● Data for this exercise:
● ● ●

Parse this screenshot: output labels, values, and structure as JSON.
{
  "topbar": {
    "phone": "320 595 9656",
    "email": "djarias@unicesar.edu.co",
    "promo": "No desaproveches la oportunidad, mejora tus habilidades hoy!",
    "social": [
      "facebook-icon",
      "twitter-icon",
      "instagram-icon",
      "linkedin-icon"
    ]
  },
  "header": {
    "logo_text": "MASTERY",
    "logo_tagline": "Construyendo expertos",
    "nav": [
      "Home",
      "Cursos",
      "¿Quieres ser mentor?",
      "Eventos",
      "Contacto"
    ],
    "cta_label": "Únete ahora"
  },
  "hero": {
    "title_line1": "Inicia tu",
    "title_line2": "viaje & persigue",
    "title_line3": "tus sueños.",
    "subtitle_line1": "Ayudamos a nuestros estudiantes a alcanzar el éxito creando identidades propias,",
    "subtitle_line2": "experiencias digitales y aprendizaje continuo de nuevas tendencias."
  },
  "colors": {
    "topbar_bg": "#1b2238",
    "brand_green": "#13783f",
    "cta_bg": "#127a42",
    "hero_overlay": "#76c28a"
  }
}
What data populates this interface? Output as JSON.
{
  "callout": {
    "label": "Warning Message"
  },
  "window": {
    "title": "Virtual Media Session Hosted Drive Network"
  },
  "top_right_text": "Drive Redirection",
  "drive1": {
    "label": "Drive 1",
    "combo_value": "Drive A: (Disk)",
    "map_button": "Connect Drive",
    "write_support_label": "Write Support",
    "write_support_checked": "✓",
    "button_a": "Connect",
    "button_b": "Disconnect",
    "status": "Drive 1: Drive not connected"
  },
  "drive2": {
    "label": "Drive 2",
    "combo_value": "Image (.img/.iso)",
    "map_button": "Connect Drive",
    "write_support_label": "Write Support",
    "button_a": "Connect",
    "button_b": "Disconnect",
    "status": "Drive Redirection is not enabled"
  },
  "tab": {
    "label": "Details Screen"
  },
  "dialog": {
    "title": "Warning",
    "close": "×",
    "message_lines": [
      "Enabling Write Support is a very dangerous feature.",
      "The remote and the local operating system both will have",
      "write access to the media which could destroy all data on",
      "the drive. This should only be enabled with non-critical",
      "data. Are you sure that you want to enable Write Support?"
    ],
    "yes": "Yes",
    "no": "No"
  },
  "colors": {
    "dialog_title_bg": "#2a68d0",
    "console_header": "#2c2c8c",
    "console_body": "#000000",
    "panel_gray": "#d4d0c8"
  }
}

● ● ●

● Written task: Reproduce all of the data exactly as given.

● Solution:
Parse this screenshot: output labels, values, and structure as JSON.
{
  "topbar": {
    "phone": "320 595 9656",
    "email": "djarias@unicesar.edu.co",
    "promo": "No desaproveches la oportunidad, mejora tus habilidades hoy!",
    "social": [
      "facebook-icon",
      "twitter-icon",
      "instagram-icon",
      "linkedin-icon"
    ]
  },
  "header": {
    "logo_text": "MASTERY",
    "logo_tagline": "Construyendo expertos",
    "nav": [
      "Home",
      "Cursos",
      "¿Quieres ser mentor?",
      "Eventos",
      "Contacto"
    ],
    "cta_label": "Únete ahora"
  },
  "hero": {
    "title_line1": "Inicia tu",
    "title_line2": "viaje & persigue",
    "title_line3": "tus sueños.",
    "subtitle_line1": "Ayudamos a nuestros estudiantes a alcanzar el éxito creando identidades propias,",
    "subtitle_line2": "experiencias digitales y aprendizaje continuo de nuevas tendencias."
  },
  "colors": {
    "topbar_bg": "#1b2238",
    "brand_green": "#13783f",
    "cta_bg": "#127a42",
    "hero_overlay": "#76c28a"
  }
}
What data populates this interface? Output as JSON.
{
  "callout": {
    "label": "Warning Message"
  },
  "window": {
    "title": "Virtual Media Session Hosted Drive Network"
  },
  "top_right_text": "Drive Redirection",
  "drive1": {
    "label": "Drive 1",
    "combo_value": "Drive A: (Disk)",
    "map_button": "Connect Drive",
    "write_support_label": "Write Support",
    "write_support_checked": "✓",
    "button_a": "Connect",
    "button_b": "Disconnect",
    "status": "Drive 1: Drive not connected"
  },
  "drive2": {
    "label": "Drive 2",
    "combo_value": "Image (.img/.iso)",
    "map_button": "Connect Drive",
    "write_support_label": "Write Support",
    "button_a": "Connect",
    "button_b": "Disconnect",
    "status": "Drive Redirection is not enabled"
  },
  "tab": {
    "label": "Details Screen"
  },
  "dialog": {
    "title": "Warning",
    "close": "×",
    "message_lines": [
      "Enabling Write Support is a very dangerous feature.",
      "The remote and the local operating system both will have",
      "write access to the media which could destroy all data on",
      "the drive. This should only be enabled with non-critical",
      "data. Are you sure that you want to enable Write Support?"
    ],
    "yes": "Yes",
    "no": "No"
  },
  "colors": {
    "dialog_title_bg": "#2a68d0",
    "console_header": "#2c2c8c",
    "console_body": "#000000",
    "panel_gray": "#d4d0c8"
  }
}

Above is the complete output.